Switch every "Video Library" to "Help Center" in all of the records below, and keep everything else the same.

[Listing]
***

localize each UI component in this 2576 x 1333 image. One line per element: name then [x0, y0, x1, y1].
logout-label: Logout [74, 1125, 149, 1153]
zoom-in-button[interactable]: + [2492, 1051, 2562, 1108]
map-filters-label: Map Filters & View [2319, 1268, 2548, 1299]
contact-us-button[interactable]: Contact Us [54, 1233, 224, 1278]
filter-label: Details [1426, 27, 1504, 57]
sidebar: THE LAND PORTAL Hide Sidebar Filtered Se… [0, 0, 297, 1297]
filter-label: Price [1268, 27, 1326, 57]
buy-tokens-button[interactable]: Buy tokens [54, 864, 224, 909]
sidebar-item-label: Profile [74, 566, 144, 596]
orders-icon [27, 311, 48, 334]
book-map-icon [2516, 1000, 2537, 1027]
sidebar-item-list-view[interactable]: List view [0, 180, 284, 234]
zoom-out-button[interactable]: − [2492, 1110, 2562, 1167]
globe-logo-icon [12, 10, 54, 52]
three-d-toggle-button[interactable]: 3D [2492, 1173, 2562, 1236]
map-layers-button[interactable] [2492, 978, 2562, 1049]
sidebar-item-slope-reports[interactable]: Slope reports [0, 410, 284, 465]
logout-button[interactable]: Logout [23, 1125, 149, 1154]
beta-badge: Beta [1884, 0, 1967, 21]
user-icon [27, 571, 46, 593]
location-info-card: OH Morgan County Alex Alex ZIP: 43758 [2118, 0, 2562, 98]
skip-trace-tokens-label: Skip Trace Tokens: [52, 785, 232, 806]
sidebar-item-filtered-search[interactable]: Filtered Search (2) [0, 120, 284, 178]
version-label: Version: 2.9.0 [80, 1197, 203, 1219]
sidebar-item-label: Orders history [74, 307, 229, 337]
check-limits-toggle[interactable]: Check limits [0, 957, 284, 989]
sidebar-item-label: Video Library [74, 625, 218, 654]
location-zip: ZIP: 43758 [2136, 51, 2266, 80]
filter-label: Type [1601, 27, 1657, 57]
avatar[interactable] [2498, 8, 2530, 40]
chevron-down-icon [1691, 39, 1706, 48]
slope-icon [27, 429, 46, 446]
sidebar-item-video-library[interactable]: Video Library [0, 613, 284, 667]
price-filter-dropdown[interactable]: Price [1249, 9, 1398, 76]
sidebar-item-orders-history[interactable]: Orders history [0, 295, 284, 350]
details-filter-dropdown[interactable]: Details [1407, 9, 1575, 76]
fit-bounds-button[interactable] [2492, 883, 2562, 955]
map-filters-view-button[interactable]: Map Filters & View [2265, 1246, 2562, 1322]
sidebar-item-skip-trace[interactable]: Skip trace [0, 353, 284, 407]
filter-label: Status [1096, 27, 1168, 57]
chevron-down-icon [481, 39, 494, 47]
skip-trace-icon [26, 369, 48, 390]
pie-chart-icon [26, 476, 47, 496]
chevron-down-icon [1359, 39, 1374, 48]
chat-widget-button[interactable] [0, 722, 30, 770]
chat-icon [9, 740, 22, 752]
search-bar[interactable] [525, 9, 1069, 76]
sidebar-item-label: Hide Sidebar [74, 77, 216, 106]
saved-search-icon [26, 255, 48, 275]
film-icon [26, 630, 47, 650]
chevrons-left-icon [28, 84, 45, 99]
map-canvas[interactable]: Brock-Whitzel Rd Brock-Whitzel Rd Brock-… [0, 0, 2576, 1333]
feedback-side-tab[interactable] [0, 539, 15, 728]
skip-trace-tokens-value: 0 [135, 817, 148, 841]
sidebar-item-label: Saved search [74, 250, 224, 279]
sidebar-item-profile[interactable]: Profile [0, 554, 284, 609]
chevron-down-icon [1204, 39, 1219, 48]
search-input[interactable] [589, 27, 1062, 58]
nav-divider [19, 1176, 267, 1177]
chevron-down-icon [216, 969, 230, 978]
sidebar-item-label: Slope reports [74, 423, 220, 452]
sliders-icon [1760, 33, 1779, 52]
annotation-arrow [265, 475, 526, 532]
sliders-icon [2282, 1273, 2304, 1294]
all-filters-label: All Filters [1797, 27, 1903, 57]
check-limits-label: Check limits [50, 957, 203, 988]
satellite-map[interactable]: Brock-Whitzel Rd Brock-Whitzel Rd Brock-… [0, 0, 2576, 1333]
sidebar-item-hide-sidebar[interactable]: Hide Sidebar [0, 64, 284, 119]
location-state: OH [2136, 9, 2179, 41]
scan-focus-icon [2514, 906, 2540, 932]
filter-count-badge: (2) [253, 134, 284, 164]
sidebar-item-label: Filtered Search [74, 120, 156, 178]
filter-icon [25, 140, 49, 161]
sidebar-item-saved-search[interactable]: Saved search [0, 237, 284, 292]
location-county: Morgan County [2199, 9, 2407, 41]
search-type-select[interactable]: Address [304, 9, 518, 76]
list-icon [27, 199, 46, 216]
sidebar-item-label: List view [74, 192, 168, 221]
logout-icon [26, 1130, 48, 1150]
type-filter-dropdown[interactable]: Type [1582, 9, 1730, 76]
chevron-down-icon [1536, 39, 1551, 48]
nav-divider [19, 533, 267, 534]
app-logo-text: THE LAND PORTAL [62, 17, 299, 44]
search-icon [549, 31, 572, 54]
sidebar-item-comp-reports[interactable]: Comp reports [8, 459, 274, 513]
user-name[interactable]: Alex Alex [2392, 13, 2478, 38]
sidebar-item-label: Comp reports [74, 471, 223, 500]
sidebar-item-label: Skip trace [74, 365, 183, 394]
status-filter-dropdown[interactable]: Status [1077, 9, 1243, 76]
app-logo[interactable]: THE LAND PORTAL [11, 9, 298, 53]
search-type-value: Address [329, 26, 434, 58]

***

[The response]
localize each UI component in this 2576 x 1333 image. One line per element: name then [x0, y0, x1, y1].
logout-label: Logout [74, 1125, 149, 1153]
zoom-in-button[interactable]: + [2492, 1051, 2562, 1108]
map-filters-label: Map Filters & View [2319, 1268, 2548, 1299]
contact-us-button[interactable]: Contact Us [54, 1233, 224, 1278]
filter-label: Details [1426, 27, 1504, 57]
sidebar: THE LAND PORTAL Hide Sidebar Filtered Se… [0, 0, 297, 1297]
filter-label: Price [1268, 27, 1326, 57]
buy-tokens-button[interactable]: Buy tokens [54, 864, 224, 909]
sidebar-item-label: Profile [74, 566, 144, 596]
orders-icon [27, 311, 48, 334]
book-map-icon [2516, 1000, 2537, 1027]
sidebar-item-list-view[interactable]: List view [0, 180, 284, 234]
zoom-out-button[interactable]: − [2492, 1110, 2562, 1167]
globe-logo-icon [12, 10, 54, 52]
three-d-toggle-button[interactable]: 3D [2492, 1173, 2562, 1236]
map-layers-button[interactable] [2492, 978, 2562, 1049]
sidebar-item-slope-reports[interactable]: Slope reports [0, 410, 284, 465]
logout-button[interactable]: Logout [23, 1125, 149, 1154]
beta-badge: Beta [1884, 0, 1967, 21]
user-icon [27, 571, 46, 593]
location-info-card: OH Morgan County Alex Alex ZIP: 43758 [2118, 0, 2562, 98]
skip-trace-tokens-label: Skip Trace Tokens: [52, 785, 232, 806]
sidebar-item-filtered-search[interactable]: Filtered Search (2) [0, 120, 284, 178]
version-label: Version: 2.9.0 [80, 1197, 203, 1219]
sidebar-item-label: Orders history [74, 307, 229, 337]
check-limits-toggle[interactable]: Check limits [0, 957, 284, 989]
sidebar-item-label: Help Center [74, 625, 218, 654]
location-zip: ZIP: 43758 [2136, 51, 2266, 80]
filter-label: Type [1601, 27, 1657, 57]
avatar[interactable] [2498, 8, 2530, 40]
chevron-down-icon [1691, 39, 1706, 48]
slope-icon [27, 429, 46, 446]
sidebar-item-video-library[interactable]: Help Center [0, 613, 284, 667]
price-filter-dropdown[interactable]: Price [1249, 9, 1398, 76]
sidebar-item-orders-history[interactable]: Orders history [0, 295, 284, 350]
details-filter-dropdown[interactable]: Details [1407, 9, 1575, 76]
fit-bounds-button[interactable] [2492, 883, 2562, 955]
map-filters-view-button[interactable]: Map Filters & View [2265, 1246, 2562, 1322]
sidebar-item-skip-trace[interactable]: Skip trace [0, 353, 284, 407]
filter-label: Status [1096, 27, 1168, 57]
chevron-down-icon [481, 39, 494, 47]
skip-trace-icon [26, 369, 48, 390]
pie-chart-icon [26, 476, 47, 496]
chevron-down-icon [1359, 39, 1374, 48]
chat-widget-button[interactable] [0, 722, 30, 770]
chat-icon [9, 740, 22, 752]
search-bar[interactable] [525, 9, 1069, 76]
sidebar-item-label: Hide Sidebar [74, 77, 216, 106]
saved-search-icon [26, 255, 48, 275]
film-icon [26, 630, 47, 650]
chevrons-left-icon [28, 84, 45, 99]
map-canvas[interactable]: Brock-Whitzel Rd Brock-Whitzel Rd Brock-… [0, 0, 2576, 1333]
feedback-side-tab[interactable] [0, 539, 15, 728]
skip-trace-tokens-value: 0 [135, 817, 148, 841]
sidebar-item-label: Saved search [74, 250, 224, 279]
sidebar-item-profile[interactable]: Profile [0, 554, 284, 609]
chevron-down-icon [1204, 39, 1219, 48]
search-input[interactable] [589, 27, 1062, 58]
nav-divider [19, 1176, 267, 1177]
chevron-down-icon [216, 969, 230, 978]
sidebar-item-label: Slope reports [74, 423, 220, 452]
sliders-icon [1760, 33, 1779, 52]
annotation-arrow [265, 475, 526, 532]
sliders-icon [2282, 1273, 2304, 1294]
all-filters-label: All Filters [1797, 27, 1903, 57]
check-limits-label: Check limits [50, 957, 203, 988]
satellite-map[interactable]: Brock-Whitzel Rd Brock-Whitzel Rd Brock-… [0, 0, 2576, 1333]
sidebar-item-hide-sidebar[interactable]: Hide Sidebar [0, 64, 284, 119]
location-state: OH [2136, 9, 2179, 41]
scan-focus-icon [2514, 906, 2540, 932]
filter-count-badge: (2) [253, 134, 284, 164]
sidebar-item-label: Filtered Search [74, 120, 156, 178]
filter-icon [25, 140, 49, 161]
sidebar-item-saved-search[interactable]: Saved search [0, 237, 284, 292]
location-county: Morgan County [2199, 9, 2407, 41]
search-type-select[interactable]: Address [304, 9, 518, 76]
list-icon [27, 199, 46, 216]
sidebar-item-label: List view [74, 192, 168, 221]
logout-icon [26, 1130, 48, 1150]
type-filter-dropdown[interactable]: Type [1582, 9, 1730, 76]
chevron-down-icon [1536, 39, 1551, 48]
nav-divider [19, 533, 267, 534]
app-logo-text: THE LAND PORTAL [62, 17, 299, 44]
search-icon [549, 31, 572, 54]
sidebar-item-comp-reports[interactable]: Comp reports [8, 459, 274, 513]
user-name[interactable]: Alex Alex [2392, 13, 2478, 38]
sidebar-item-label: Comp reports [74, 471, 223, 500]
sidebar-item-label: Skip trace [74, 365, 183, 394]
status-filter-dropdown[interactable]: Status [1077, 9, 1243, 76]
app-logo[interactable]: THE LAND PORTAL [11, 9, 298, 53]
search-type-value: Address [329, 26, 434, 58]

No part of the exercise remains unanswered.